> PROBLEM TO WORK ON: Your task is to restate the data word for word.

** Start THE RECORDS **

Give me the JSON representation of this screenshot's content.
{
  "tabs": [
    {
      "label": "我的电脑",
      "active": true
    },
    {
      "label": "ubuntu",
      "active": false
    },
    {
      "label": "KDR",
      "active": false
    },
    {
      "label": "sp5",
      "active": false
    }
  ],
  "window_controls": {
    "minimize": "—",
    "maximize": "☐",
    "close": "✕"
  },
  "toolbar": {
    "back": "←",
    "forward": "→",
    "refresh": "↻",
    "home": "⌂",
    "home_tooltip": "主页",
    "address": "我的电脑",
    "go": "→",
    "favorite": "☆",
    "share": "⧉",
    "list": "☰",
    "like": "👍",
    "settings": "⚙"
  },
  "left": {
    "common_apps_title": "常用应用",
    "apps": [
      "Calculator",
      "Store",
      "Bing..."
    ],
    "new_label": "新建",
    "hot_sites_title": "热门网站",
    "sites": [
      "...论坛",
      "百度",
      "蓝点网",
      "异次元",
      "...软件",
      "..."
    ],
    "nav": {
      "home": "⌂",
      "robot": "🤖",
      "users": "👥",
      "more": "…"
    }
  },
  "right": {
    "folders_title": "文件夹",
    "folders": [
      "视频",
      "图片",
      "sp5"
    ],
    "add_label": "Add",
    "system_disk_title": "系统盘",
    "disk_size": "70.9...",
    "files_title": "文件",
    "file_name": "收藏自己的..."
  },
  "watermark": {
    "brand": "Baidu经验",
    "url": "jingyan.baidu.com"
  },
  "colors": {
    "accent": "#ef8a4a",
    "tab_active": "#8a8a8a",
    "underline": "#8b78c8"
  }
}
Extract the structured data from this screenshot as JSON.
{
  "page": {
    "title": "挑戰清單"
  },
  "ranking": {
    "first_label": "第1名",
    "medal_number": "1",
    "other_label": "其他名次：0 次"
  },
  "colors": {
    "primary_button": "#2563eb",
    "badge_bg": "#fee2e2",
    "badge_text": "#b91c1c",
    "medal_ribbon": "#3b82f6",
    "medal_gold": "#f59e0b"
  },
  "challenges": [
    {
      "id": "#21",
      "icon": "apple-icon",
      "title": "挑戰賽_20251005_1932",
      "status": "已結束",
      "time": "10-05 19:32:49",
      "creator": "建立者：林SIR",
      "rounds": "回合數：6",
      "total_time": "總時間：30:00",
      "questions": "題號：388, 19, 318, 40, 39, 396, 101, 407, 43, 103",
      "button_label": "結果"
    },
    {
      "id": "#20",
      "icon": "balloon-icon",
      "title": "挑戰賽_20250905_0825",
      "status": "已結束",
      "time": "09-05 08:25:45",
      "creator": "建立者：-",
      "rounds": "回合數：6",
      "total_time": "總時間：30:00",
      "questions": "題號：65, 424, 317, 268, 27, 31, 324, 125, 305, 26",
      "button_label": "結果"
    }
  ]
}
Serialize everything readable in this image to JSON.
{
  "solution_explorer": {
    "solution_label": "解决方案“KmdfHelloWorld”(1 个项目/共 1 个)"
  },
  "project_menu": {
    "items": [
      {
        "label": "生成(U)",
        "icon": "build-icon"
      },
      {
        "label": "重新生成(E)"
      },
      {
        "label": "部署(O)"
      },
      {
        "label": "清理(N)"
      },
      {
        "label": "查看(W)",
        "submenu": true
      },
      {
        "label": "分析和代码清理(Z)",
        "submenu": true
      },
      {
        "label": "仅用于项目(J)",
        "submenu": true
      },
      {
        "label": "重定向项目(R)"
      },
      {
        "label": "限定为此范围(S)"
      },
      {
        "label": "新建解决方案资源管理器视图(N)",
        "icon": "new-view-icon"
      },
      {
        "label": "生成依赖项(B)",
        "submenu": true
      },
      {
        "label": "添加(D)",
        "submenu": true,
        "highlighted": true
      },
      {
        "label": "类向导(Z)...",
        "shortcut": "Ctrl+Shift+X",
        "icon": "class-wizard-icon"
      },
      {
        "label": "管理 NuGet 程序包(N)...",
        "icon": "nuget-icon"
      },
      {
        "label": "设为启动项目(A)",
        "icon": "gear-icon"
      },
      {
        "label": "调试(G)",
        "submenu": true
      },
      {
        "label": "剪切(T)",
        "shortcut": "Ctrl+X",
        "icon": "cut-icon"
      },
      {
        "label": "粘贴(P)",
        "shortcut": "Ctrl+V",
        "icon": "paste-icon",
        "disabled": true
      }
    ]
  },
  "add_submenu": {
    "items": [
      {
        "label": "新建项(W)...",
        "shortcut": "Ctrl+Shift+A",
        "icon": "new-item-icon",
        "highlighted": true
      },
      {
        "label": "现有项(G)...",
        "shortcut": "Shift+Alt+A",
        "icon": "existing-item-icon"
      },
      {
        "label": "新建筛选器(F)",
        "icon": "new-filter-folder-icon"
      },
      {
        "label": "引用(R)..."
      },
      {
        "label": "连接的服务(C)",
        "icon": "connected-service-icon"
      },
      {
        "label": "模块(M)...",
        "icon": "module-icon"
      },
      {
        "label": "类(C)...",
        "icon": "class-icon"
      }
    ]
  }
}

** End THE RECORDS **

> EXERCISE SOLUTION:
Give me the JSON representation of this screenshot's content.
{
  "tabs": [
    {
      "label": "我的电脑",
      "active": true
    },
    {
      "label": "ubuntu",
      "active": false
    },
    {
      "label": "KDR",
      "active": false
    },
    {
      "label": "sp5",
      "active": false
    }
  ],
  "window_controls": {
    "minimize": "—",
    "maximize": "☐",
    "close": "✕"
  },
  "toolbar": {
    "back": "←",
    "forward": "→",
    "refresh": "↻",
    "home": "⌂",
    "home_tooltip": "主页",
    "address": "我的电脑",
    "go": "→",
    "favorite": "☆",
    "share": "⧉",
    "list": "☰",
    "like": "👍",
    "settings": "⚙"
  },
  "left": {
    "common_apps_title": "常用应用",
    "apps": [
      "Calculator",
      "Store",
      "Bing..."
    ],
    "new_label": "新建",
    "hot_sites_title": "热门网站",
    "sites": [
      "...论坛",
      "百度",
      "蓝点网",
      "异次元",
      "...软件",
      "..."
    ],
    "nav": {
      "home": "⌂",
      "robot": "🤖",
      "users": "👥",
      "more": "…"
    }
  },
  "right": {
    "folders_title": "文件夹",
    "folders": [
      "视频",
      "图片",
      "sp5"
    ],
    "add_label": "Add",
    "system_disk_title": "系统盘",
    "disk_size": "70.9...",
    "files_title": "文件",
    "file_name": "收藏自己的..."
  },
  "watermark": {
    "brand": "Baidu经验",
    "url": "jingyan.baidu.com"
  },
  "colors": {
    "accent": "#ef8a4a",
    "tab_active": "#8a8a8a",
    "underline": "#8b78c8"
  }
}
Extract the structured data from this screenshot as JSON.
{
  "page": {
    "title": "挑戰清單"
  },
  "ranking": {
    "first_label": "第1名",
    "medal_number": "1",
    "other_label": "其他名次：0 次"
  },
  "colors": {
    "primary_button": "#2563eb",
    "badge_bg": "#fee2e2",
    "badge_text": "#b91c1c",
    "medal_ribbon": "#3b82f6",
    "medal_gold": "#f59e0b"
  },
  "challenges": [
    {
      "id": "#21",
      "icon": "apple-icon",
      "title": "挑戰賽_20251005_1932",
      "status": "已結束",
      "time": "10-05 19:32:49",
      "creator": "建立者：林SIR",
      "rounds": "回合數：6",
      "total_time": "總時間：30:00",
      "questions": "題號：388, 19, 318, 40, 39, 396, 101, 407, 43, 103",
      "button_label": "結果"
    },
    {
      "id": "#20",
      "icon": "balloon-icon",
      "title": "挑戰賽_20250905_0825",
      "status": "已結束",
      "time": "09-05 08:25:45",
      "creator": "建立者：-",
      "rounds": "回合數：6",
      "total_time": "總時間：30:00",
      "questions": "題號：65, 424, 317, 268, 27, 31, 324, 125, 305, 26",
      "button_label": "結果"
    }
  ]
}
Serialize everything readable in this image to JSON.
{
  "solution_explorer": {
    "solution_label": "解决方案“KmdfHelloWorld”(1 个项目/共 1 个)"
  },
  "project_menu": {
    "items": [
      {
        "label": "生成(U)",
        "icon": "build-icon"
      },
      {
        "label": "重新生成(E)"
      },
      {
        "label": "部署(O)"
      },
      {
        "label": "清理(N)"
      },
      {
        "label": "查看(W)",
        "submenu": true
      },
      {
        "label": "分析和代码清理(Z)",
        "submenu": true
      },
      {
        "label": "仅用于项目(J)",
        "submenu": true
      },
      {
        "label": "重定向项目(R)"
      },
      {
        "label": "限定为此范围(S)"
      },
      {
        "label": "新建解决方案资源管理器视图(N)",
        "icon": "new-view-icon"
      },
      {
        "label": "生成依赖项(B)",
        "submenu": true
      },
      {
        "label": "添加(D)",
        "submenu": true,
        "highlighted": true
      },
      {
        "label": "类向导(Z)...",
        "shortcut": "Ctrl+Shift+X",
        "icon": "class-wizard-icon"
      },
      {
        "label": "管理 NuGet 程序包(N)...",
        "icon": "nuget-icon"
      },
      {
        "label": "设为启动项目(A)",
        "icon": "gear-icon"
      },
      {
        "label": "调试(G)",
        "submenu": true
      },
      {
        "label": "剪切(T)",
        "shortcut": "Ctrl+X",
        "icon": "cut-icon"
      },
      {
        "label": "粘贴(P)",
        "shortcut": "Ctrl+V",
        "icon": "paste-icon",
        "disabled": true
      }
    ]
  },
  "add_submenu": {
    "items": [
      {
        "label": "新建项(W)...",
        "shortcut": "Ctrl+Shift+A",
        "icon": "new-item-icon",
        "highlighted": true
      },
      {
        "label": "现有项(G)...",
        "shortcut": "Shift+Alt+A",
        "icon": "existing-item-icon"
      },
      {
        "label": "新建筛选器(F)",
        "icon": "new-filter-folder-icon"
      },
      {
        "label": "引用(R)..."
      },
      {
        "label": "连接的服务(C)",
        "icon": "connected-service-icon"
      },
      {
        "label": "模块(M)...",
        "icon": "module-icon"
      },
      {
        "label": "类(C)...",
        "icon": "class-icon"
      }
    ]
  }
}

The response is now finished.